▶ _Aim_:
Set the listing down again in full, word for word, with the pictures left out.

▶ _Provided records_:
— start —
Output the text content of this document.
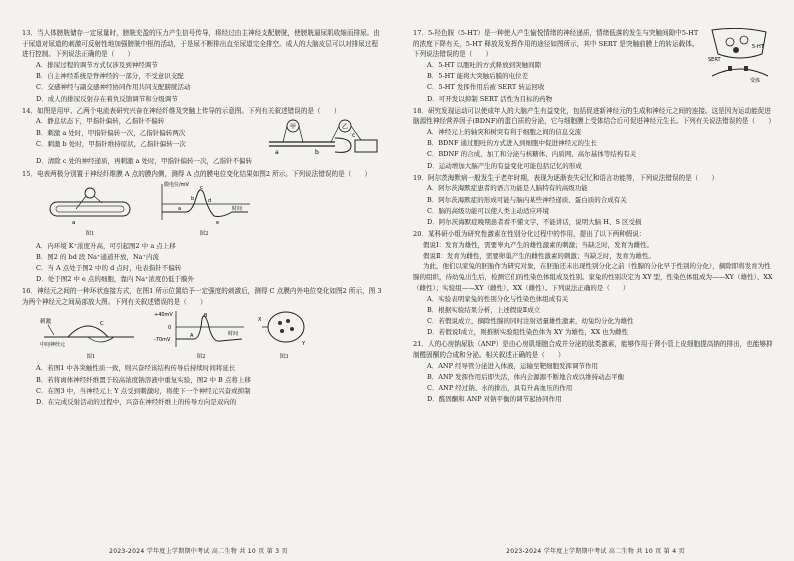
13．当人体膀胱储存一定尿量时，膀胱充盈的压力产生信号传导，将经过由主神经支配膀胱，使膀胱逼尿肌收缩而排尿。由于尿道对尿道的刺激可反射性地加强膀胱中枢的活动，于是尿不断排出直至尿道完全排空。成人的大脑皮层可以对排尿过程进行控制。下列说法正确的是（　　）
A．排尿过程的调节方式仅涉及到神经调节
B．自主神经系统是脊神经的一部分，不受意识支配
C．交感神经与副交感神经协同作用共同支配膀胱活动
D．成人的排尿反射存在着负反馈调节和分级调节
14．如图是用甲、乙两个电流表研究兴奋在神经纤维及突触上传导的示意图。下列有关叙述错误的是（　　）
A．静息状态下，甲指针偏转，乙指针不偏转
B．刺激 a 处时，甲指针偏转一次，乙指针偏转两次
C．刺激 b 处时，甲指针维持原状，乙指针偏转一次
甲	乙
a	b
c
D．清除 c 处的神经递质，再刺激 a 处时，甲指针偏转一次，乙指针不偏转
15．电表两极分别置于神经纤维膜 A 点的膜内侧，测得 A 点的膜电位变化结果如图2 所示。下列说法错误的是（　　）
a
图1
膜电位/mV
时间
a
b
c
d
e
图2
A．内环境 K⁺浓度升高，可引起图2 中 a 点上移
B．图2 的 bd 段 Na⁺通道开放，Na⁺内流
C．当 A 点处于图2 中的 d 点时，电表指针不偏转
D．处于图2 中 e 点的细胞，靠内 Na⁺浓度仍低于膜外
16．神经元之间的一种环状连接方式，在图1 所示位置给予一定强度的刺激后，测得 C 点膜内外电位变化如图2 所示，图 3 为两个神经元之间局部放大图。下列有关叙述错误的是（　　）
刺激	C
中间神经元
图1
+40mV
0
-70mV
A
B
时间
图2
X
Y
图3
A．若图1 中各突触性质一致，则兴奋经该结构传导后持续时间将延长
B．若将离体神经纤维置于较高浓度钠溶液中重复实验，图2 中 B 点将上移
C．在图3 中，当神经元上 Y 点受到刺激时，将使下一个神经元兴奋或抑制
D．在完成反射活动的过程中，兴奋在神经纤维上的传导方向是双向的
2023-2024 学年度上学期期中考试 高二生物 共 10 页 第 3 页
5-HT
SERT
受体
17．5-羟色胺（5-HT）是一种使人产生愉悦情绪的神经递质，情绪低落的发生与突触间隙中5-HT 的浓度下降有关，5-HT 释放及发挥作用的途径如图所示，其中 SERT 是突触前膜上的转运载体。下列说法错误的是（　　）
A．5-HT 以胞吐的方式释放到突触间隙
B．5-HT 能将大突触后膜的电位差
C．5-HT 发挥作用后被 SERT 转运回收
D．可开发以抑制 SERT 活性为目标的药物
18．研究发现运动可以使成年人的大脑产生有益变化，包括促进新神经元的生成和神经元之间的连接。这是因为运动能促进脑源性神经营养因子(BDNF)的蛋白质的分泌，它与细胞膜上受体结合后可促进神经元生长。下列有关说法错误的是（　　）
A．神经元上的轴突和树突有利于细胞之间的信息交流
B．BDNF 通过胞吐的方式进入到细胞中促进神经元的生长
C．BDNF 的合成、加工和分泌与核糖体、内质网、高尔基体等结构有关
D．运动增加大脑产生的有益变化可能包括记忆的形成
19．阿尔茨海默病一般发生于老年时期，表现为逐渐丧失记忆和语言功能等，下列说法错误的是（　　）
A．阿尔茨海默症患者的语言功能是人脑特有的高级功能
B．阿尔茨海默症的形成可能与脑内某些神经递质、蛋白质的合成有关
C．脑的高级功能可以使人类主动适应环境
D．阿尔茨海默症晚期患者看不懂文字、不能讲话，说明大脑 H、S 区受损
20．某科研小组为研究性激素在性别分化过程中的作用，提出了以下两种假说：
假说Ⅰ：发育为雄性，需要睾丸产生的雄性激素的刺激；当缺乏时，发育为雌性。
假说Ⅱ：发育为雌性，需要卵巢产生的雌性激素的刺激；当缺乏时，发育为雄性。
为此，他们以家兔的胚胎作为研究对象，在胚胎还未出现性别分化之前（性腺的分化早于性别的分化），摘除即将发育为性腺的组织，待幼兔出生后，检测它们的性染色体组成及性别。家兔的性别决定为 XY 型，性染色体组成为——XY（雄性）、XX（雌性）；实验组——XY（雌性）、XX（雌性）。下列说法正确的是（　　）
A．实验表明家兔的性别分化与性染色体组成有关
B．根据实验结果分析，上述假说Ⅱ成立
C．若假说成立，摘除性腺的同时注射适量雄性激素，幼兔均分化为雄性
D．若假说Ⅰ成立，则推断实验组性染色体为 XY 为雄性，XX 也为雌性
21．人的心房钠尿肽（ANP）是由心房肌细胞合成并分泌的肽类激素，能够作用于肾小管上皮细胞提高钠的排出，也能够抑制醛固酮的合成和分泌。相关叙述正确的是（　　）
A．ANP 经导管分泌进入体液，运输至靶细胞发挥调节作用
B．ANP 发挥作用后即失活，体内会源源不断地合成以维持动态平衡
C．ANP 经过钠、水的排出，具有升高血压的作用
D．醛固酮和 ANP 对钠平衡的调节起协同作用
2023-2024 学年度上学期期中考试 高二生物 共 10 页 第 4 页
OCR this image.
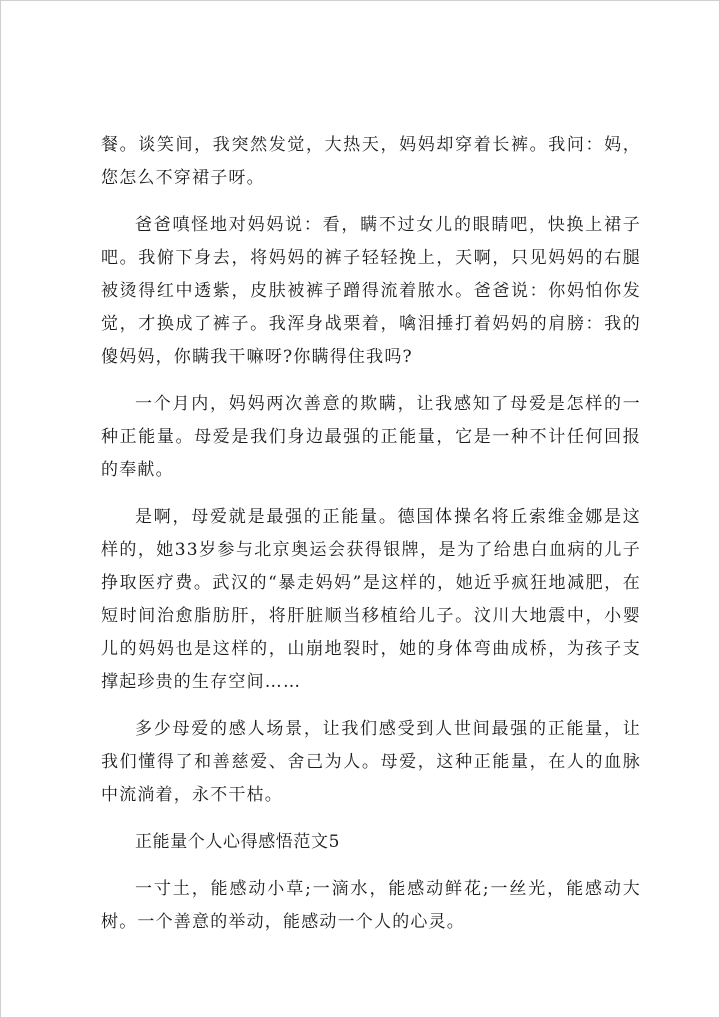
餐。谈笑间，我突然发觉，大热天，妈妈却穿着长裤。我问：妈，您怎么不穿裙子呀。

爸爸嗔怪地对妈妈说：看，瞒不过女儿的眼睛吧，快换上裙子吧。我俯下身去，将妈妈的裤子轻轻挽上，天啊，只见妈妈的右腿被烫得红中透紫，皮肤被裤子蹭得流着脓水。爸爸说：你妈怕你发觉，才换成了裤子。我浑身战栗着，噙泪捶打着妈妈的肩膀：我的傻妈妈，你瞒我干嘛呀?你瞒得住我吗?

一个月内，妈妈两次善意的欺瞒，让我感知了母爱是怎样的一种正能量。母爱是我们身边最强的正能量，它是一种不计任何回报的奉献。

是啊，母爱就是最强的正能量。德国体操名将丘索维金娜是这样的，她33岁参与北京奥运会获得银牌，是为了给患白血病的儿子挣取医疗费。武汉的“暴走妈妈”是这样的，她近乎疯狂地减肥，在短时间治愈脂肪肝，将肝脏顺当移植给儿子。汶川大地震中，小婴儿的妈妈也是这样的，山崩地裂时，她的身体弯曲成桥，为孩子支撑起珍贵的生存空间……

多少母爱的感人场景，让我们感受到人世间最强的正能量，让我们懂得了和善慈爱、舍己为人。母爱，这种正能量，在人的血脉中流淌着，永不干枯。

正能量个人心得感悟范文5

一寸土，能感动小草;一滴水，能感动鲜花;一丝光，能感动大树。一个善意的举动，能感动一个人的心灵。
— end —
▶ _Response for this exercise_:
Output the text content of this document.
13．当人体膀胱储存一定尿量时，膀胱充盈的压力产生信号传导，将经过由主神经支配膀胱，使膀胱逼尿肌收缩而排尿。由于尿道对尿道的刺激可反射性地加强膀胱中枢的活动，于是尿不断排出直至尿道完全排空。成人的大脑皮层可以对排尿过程进行控制。下列说法正确的是（　　）
A．排尿过程的调节方式仅涉及到神经调节
B．自主神经系统是脊神经的一部分，不受意识支配
C．交感神经与副交感神经协同作用共同支配膀胱活动
D．成人的排尿反射存在着负反馈调节和分级调节
14．如图是用甲、乙两个电流表研究兴奋在神经纤维及突触上传导的示意图。下列有关叙述错误的是（　　）
A．静息状态下，甲指针偏转，乙指针不偏转
B．刺激 a 处时，甲指针偏转一次，乙指针偏转两次
C．刺激 b 处时，甲指针维持原状，乙指针偏转一次
甲	乙
a	b
c
D．清除 c 处的神经递质，再刺激 a 处时，甲指针偏转一次，乙指针不偏转
15．电表两极分别置于神经纤维膜 A 点的膜内侧，测得 A 点的膜电位变化结果如图2 所示。下列说法错误的是（　　）
a
图1
膜电位/mV
时间
a
b
c
d
e
图2
A．内环境 K⁺浓度升高，可引起图2 中 a 点上移
B．图2 的 bd 段 Na⁺通道开放，Na⁺内流
C．当 A 点处于图2 中的 d 点时，电表指针不偏转
D．处于图2 中 e 点的细胞，靠内 Na⁺浓度仍低于膜外
16．神经元之间的一种环状连接方式，在图1 所示位置给予一定强度的刺激后，测得 C 点膜内外电位变化如图2 所示，图 3 为两个神经元之间局部放大图。下列有关叙述错误的是（　　）
刺激	C
中间神经元
图1
+40mV
0
-70mV
A
B
时间
图2
X
Y
图3
A．若图1 中各突触性质一致，则兴奋经该结构传导后持续时间将延长
B．若将离体神经纤维置于较高浓度钠溶液中重复实验，图2 中 B 点将上移
C．在图3 中，当神经元上 Y 点受到刺激时，将使下一个神经元兴奋或抑制
D．在完成反射活动的过程中，兴奋在神经纤维上的传导方向是双向的
2023-2024 学年度上学期期中考试 高二生物 共 10 页 第 3 页
5-HT
SERT
受体
17．5-羟色胺（5-HT）是一种使人产生愉悦情绪的神经递质，情绪低落的发生与突触间隙中5-HT 的浓度下降有关，5-HT 释放及发挥作用的途径如图所示，其中 SERT 是突触前膜上的转运载体。下列说法错误的是（　　）
A．5-HT 以胞吐的方式释放到突触间隙
B．5-HT 能将大突触后膜的电位差
C．5-HT 发挥作用后被 SERT 转运回收
D．可开发以抑制 SERT 活性为目标的药物
18．研究发现运动可以使成年人的大脑产生有益变化，包括促进新神经元的生成和神经元之间的连接。这是因为运动能促进脑源性神经营养因子(BDNF)的蛋白质的分泌，它与细胞膜上受体结合后可促进神经元生长。下列有关说法错误的是（　　）
A．神经元上的轴突和树突有利于细胞之间的信息交流
B．BDNF 通过胞吐的方式进入到细胞中促进神经元的生长
C．BDNF 的合成、加工和分泌与核糖体、内质网、高尔基体等结构有关
D．运动增加大脑产生的有益变化可能包括记忆的形成
19．阿尔茨海默病一般发生于老年时期，表现为逐渐丧失记忆和语言功能等，下列说法错误的是（　　）
A．阿尔茨海默症患者的语言功能是人脑特有的高级功能
B．阿尔茨海默症的形成可能与脑内某些神经递质、蛋白质的合成有关
C．脑的高级功能可以使人类主动适应环境
D．阿尔茨海默症晚期患者看不懂文字、不能讲话，说明大脑 H、S 区受损
20．某科研小组为研究性激素在性别分化过程中的作用，提出了以下两种假说：
假说Ⅰ：发育为雄性，需要睾丸产生的雄性激素的刺激；当缺乏时，发育为雌性。
假说Ⅱ：发育为雌性，需要卵巢产生的雌性激素的刺激；当缺乏时，发育为雄性。
为此，他们以家兔的胚胎作为研究对象，在胚胎还未出现性别分化之前（性腺的分化早于性别的分化），摘除即将发育为性腺的组织，待幼兔出生后，检测它们的性染色体组成及性别。家兔的性别决定为 XY 型，性染色体组成为——XY（雄性）、XX（雌性）；实验组——XY（雌性）、XX（雌性）。下列说法正确的是（　　）
A．实验表明家兔的性别分化与性染色体组成有关
B．根据实验结果分析，上述假说Ⅱ成立
C．若假说成立，摘除性腺的同时注射适量雄性激素，幼兔均分化为雄性
D．若假说Ⅰ成立，则推断实验组性染色体为 XY 为雄性，XX 也为雌性
21．人的心房钠尿肽（ANP）是由心房肌细胞合成并分泌的肽类激素，能够作用于肾小管上皮细胞提高钠的排出，也能够抑制醛固酮的合成和分泌。相关叙述正确的是（　　）
A．ANP 经导管分泌进入体液，运输至靶细胞发挥调节作用
B．ANP 发挥作用后即失活，体内会源源不断地合成以维持动态平衡
C．ANP 经过钠、水的排出，具有升高血压的作用
D．醛固酮和 ANP 对钠平衡的调节起协同作用
2023-2024 学年度上学期期中考试 高二生物 共 10 页 第 4 页
OCR this image.
餐。谈笑间，我突然发觉，大热天，妈妈却穿着长裤。我问：妈，您怎么不穿裙子呀。

爸爸嗔怪地对妈妈说：看，瞒不过女儿的眼睛吧，快换上裙子吧。我俯下身去，将妈妈的裤子轻轻挽上，天啊，只见妈妈的右腿被烫得红中透紫，皮肤被裤子蹭得流着脓水。爸爸说：你妈怕你发觉，才换成了裤子。我浑身战栗着，噙泪捶打着妈妈的肩膀：我的傻妈妈，你瞒我干嘛呀?你瞒得住我吗?

一个月内，妈妈两次善意的欺瞒，让我感知了母爱是怎样的一种正能量。母爱是我们身边最强的正能量，它是一种不计任何回报的奉献。

是啊，母爱就是最强的正能量。德国体操名将丘索维金娜是这样的，她33岁参与北京奥运会获得银牌，是为了给患白血病的儿子挣取医疗费。武汉的“暴走妈妈”是这样的，她近乎疯狂地减肥，在短时间治愈脂肪肝，将肝脏顺当移植给儿子。汶川大地震中，小婴儿的妈妈也是这样的，山崩地裂时，她的身体弯曲成桥，为孩子支撑起珍贵的生存空间……

多少母爱的感人场景，让我们感受到人世间最强的正能量，让我们懂得了和善慈爱、舍己为人。母爱，这种正能量，在人的血脉中流淌着，永不干枯。

正能量个人心得感悟范文5

一寸土，能感动小草;一滴水，能感动鲜花;一丝光，能感动大树。一个善意的举动，能感动一个人的心灵。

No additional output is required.